(Records from a dataset)
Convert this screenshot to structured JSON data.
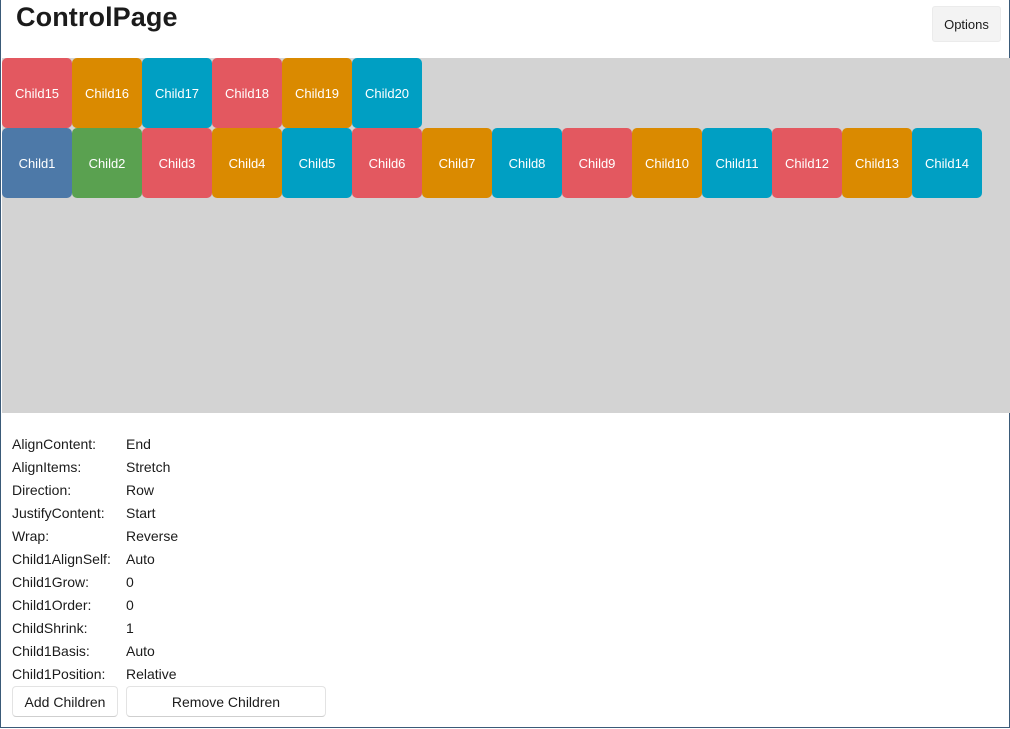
{
  "header": {
    "title": "ControlPage",
    "options_label": "Options"
  },
  "flex_container": {
    "background": "#d3d3d3",
    "rows": [
      {
        "children": [
          {
            "label": "Child15",
            "color": "#e35860"
          },
          {
            "label": "Child16",
            "color": "#da8a00"
          },
          {
            "label": "Child17",
            "color": "#009fc3"
          },
          {
            "label": "Child18",
            "color": "#e35860"
          },
          {
            "label": "Child19",
            "color": "#da8a00"
          },
          {
            "label": "Child20",
            "color": "#009fc3"
          }
        ]
      },
      {
        "children": [
          {
            "label": "Child1",
            "color": "#4d79a8"
          },
          {
            "label": "Child2",
            "color": "#5aa150"
          },
          {
            "label": "Child3",
            "color": "#e35860"
          },
          {
            "label": "Child4",
            "color": "#da8a00"
          },
          {
            "label": "Child5",
            "color": "#009fc3"
          },
          {
            "label": "Child6",
            "color": "#e35860"
          },
          {
            "label": "Child7",
            "color": "#da8a00"
          },
          {
            "label": "Child8",
            "color": "#009fc3"
          },
          {
            "label": "Child9",
            "color": "#e35860"
          },
          {
            "label": "Child10",
            "color": "#da8a00"
          },
          {
            "label": "Child11",
            "color": "#009fc3"
          },
          {
            "label": "Child12",
            "color": "#e35860"
          },
          {
            "label": "Child13",
            "color": "#da8a00"
          },
          {
            "label": "Child14",
            "color": "#009fc3"
          }
        ]
      }
    ]
  },
  "properties": [
    {
      "label": "AlignContent:",
      "value": "End"
    },
    {
      "label": "AlignItems:",
      "value": "Stretch"
    },
    {
      "label": "Direction:",
      "value": "Row"
    },
    {
      "label": "JustifyContent:",
      "value": "Start"
    },
    {
      "label": "Wrap:",
      "value": "Reverse"
    },
    {
      "label": "Child1AlignSelf:",
      "value": "Auto"
    },
    {
      "label": "Child1Grow:",
      "value": "0"
    },
    {
      "label": "Child1Order:",
      "value": "0"
    },
    {
      "label": "ChildShrink:",
      "value": "1"
    },
    {
      "label": "Child1Basis:",
      "value": "Auto"
    },
    {
      "label": "Child1Position:",
      "value": "Relative"
    }
  ],
  "actions": {
    "add_label": "Add Children",
    "remove_label": "Remove Children"
  }
}
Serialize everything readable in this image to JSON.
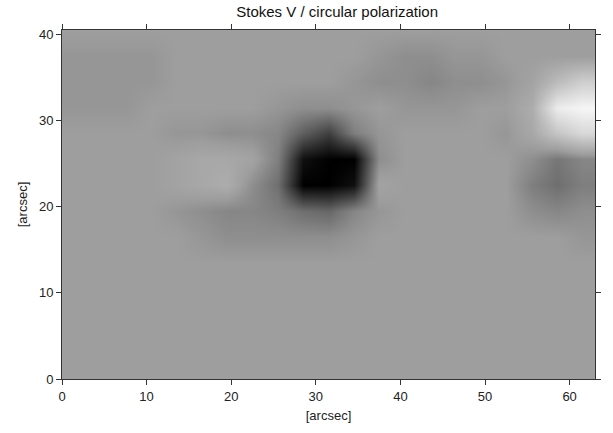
{
  "chart_data": {
    "type": "heatmap",
    "title": "Stokes V / circular polarization",
    "x_label": "[arcsec]",
    "y_label": "[arcsec]",
    "x": [
      1.5,
      4.5,
      7.5,
      10.5,
      13.5,
      16.5,
      19.5,
      22.5,
      25.5,
      28.5,
      31.5,
      34.5,
      37.5,
      40.5,
      43.5,
      46.5,
      49.5,
      52.5,
      55.5,
      58.5,
      61.5
    ],
    "y": [
      1.5,
      4.5,
      7.5,
      10.5,
      13.5,
      16.5,
      19.5,
      22.5,
      25.5,
      28.5,
      31.5,
      34.5,
      37.5,
      40.5
    ],
    "z": [
      [
        0,
        0,
        0,
        0,
        0,
        0,
        0,
        0,
        0,
        0,
        0,
        0,
        0,
        0,
        0,
        0,
        0,
        0,
        0,
        0,
        0
      ],
      [
        0,
        0,
        0,
        0,
        0,
        0,
        0,
        0,
        0,
        0,
        0,
        0,
        0,
        0,
        0,
        0,
        0,
        0,
        0,
        0,
        0
      ],
      [
        0,
        0,
        0,
        0,
        0,
        0,
        0,
        0,
        0,
        0,
        0,
        0,
        0,
        0,
        0,
        0,
        0,
        0,
        0,
        0,
        0
      ],
      [
        0,
        0,
        0,
        0,
        0,
        0,
        0,
        0,
        0,
        0,
        0,
        0,
        0,
        0,
        0,
        0,
        0,
        0,
        0,
        0,
        0
      ],
      [
        0,
        0,
        0,
        0,
        0,
        0,
        0,
        0,
        0,
        0,
        0,
        0,
        0,
        0,
        0,
        0,
        0,
        0,
        0,
        0,
        0
      ],
      [
        0,
        0,
        0,
        0,
        0,
        -0.05,
        -0.1,
        -0.1,
        -0.1,
        -0.1,
        -0.1,
        -0.05,
        0,
        0,
        0,
        0,
        0,
        0,
        0,
        0,
        -0.05
      ],
      [
        0,
        0,
        0,
        0,
        -0.05,
        -0.1,
        -0.15,
        -0.15,
        -0.2,
        -0.3,
        -0.35,
        -0.15,
        -0.05,
        0,
        0,
        0,
        0,
        0,
        -0.1,
        -0.15,
        -0.1
      ],
      [
        0,
        0,
        0,
        0,
        0.05,
        0.1,
        0.15,
        -0.1,
        -0.3,
        -1,
        -1,
        -0.9,
        0.05,
        0,
        0,
        0,
        0,
        0,
        -0.2,
        -0.3,
        -0.2
      ],
      [
        0,
        0,
        0,
        0,
        0.05,
        0.1,
        0.1,
        0.05,
        -0.2,
        -0.9,
        -1,
        -1,
        -0.1,
        0,
        0,
        0,
        0,
        0,
        -0.1,
        -0.25,
        -0.15
      ],
      [
        0,
        0,
        0,
        0,
        -0.05,
        -0.05,
        -0.1,
        -0.1,
        -0.15,
        -0.4,
        -0.6,
        -0.2,
        -0.05,
        0,
        0,
        0,
        0,
        -0.05,
        0.1,
        0.4,
        0.6
      ],
      [
        -0.05,
        -0.05,
        -0.05,
        0,
        0,
        0,
        0,
        0,
        -0.05,
        -0.1,
        -0.1,
        -0.05,
        0,
        -0.05,
        -0.05,
        -0.05,
        0,
        0,
        0.15,
        0.8,
        0.9
      ],
      [
        -0.05,
        -0.05,
        -0.05,
        -0.05,
        0,
        0,
        0,
        0,
        0,
        0,
        0,
        -0.05,
        -0.1,
        -0.1,
        -0.15,
        -0.1,
        -0.1,
        -0.05,
        0.05,
        0.3,
        0.5
      ],
      [
        -0.05,
        -0.05,
        -0.05,
        -0.05,
        0,
        0,
        0,
        0,
        0,
        0,
        0,
        0,
        -0.05,
        -0.1,
        -0.1,
        -0.05,
        -0.05,
        0,
        0,
        0,
        0
      ],
      [
        0,
        0,
        0,
        0,
        0,
        0,
        0,
        0,
        0,
        0,
        0,
        0,
        0,
        0,
        0,
        0,
        0,
        0,
        0,
        0,
        0
      ]
    ],
    "zlim": [
      -1,
      1
    ],
    "xlim": [
      0,
      63
    ],
    "ylim": [
      0,
      40.5
    ],
    "xticks": [
      0,
      10,
      20,
      30,
      40,
      50,
      60
    ],
    "yticks": [
      0,
      10,
      20,
      30,
      40
    ],
    "grid": false
  }
}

What you should do:
Track down all lines above with the string "this" and copy them.

The completed task:
Convert this screenshot to structured JSON data.
Serialize everything readable in this image to JSON.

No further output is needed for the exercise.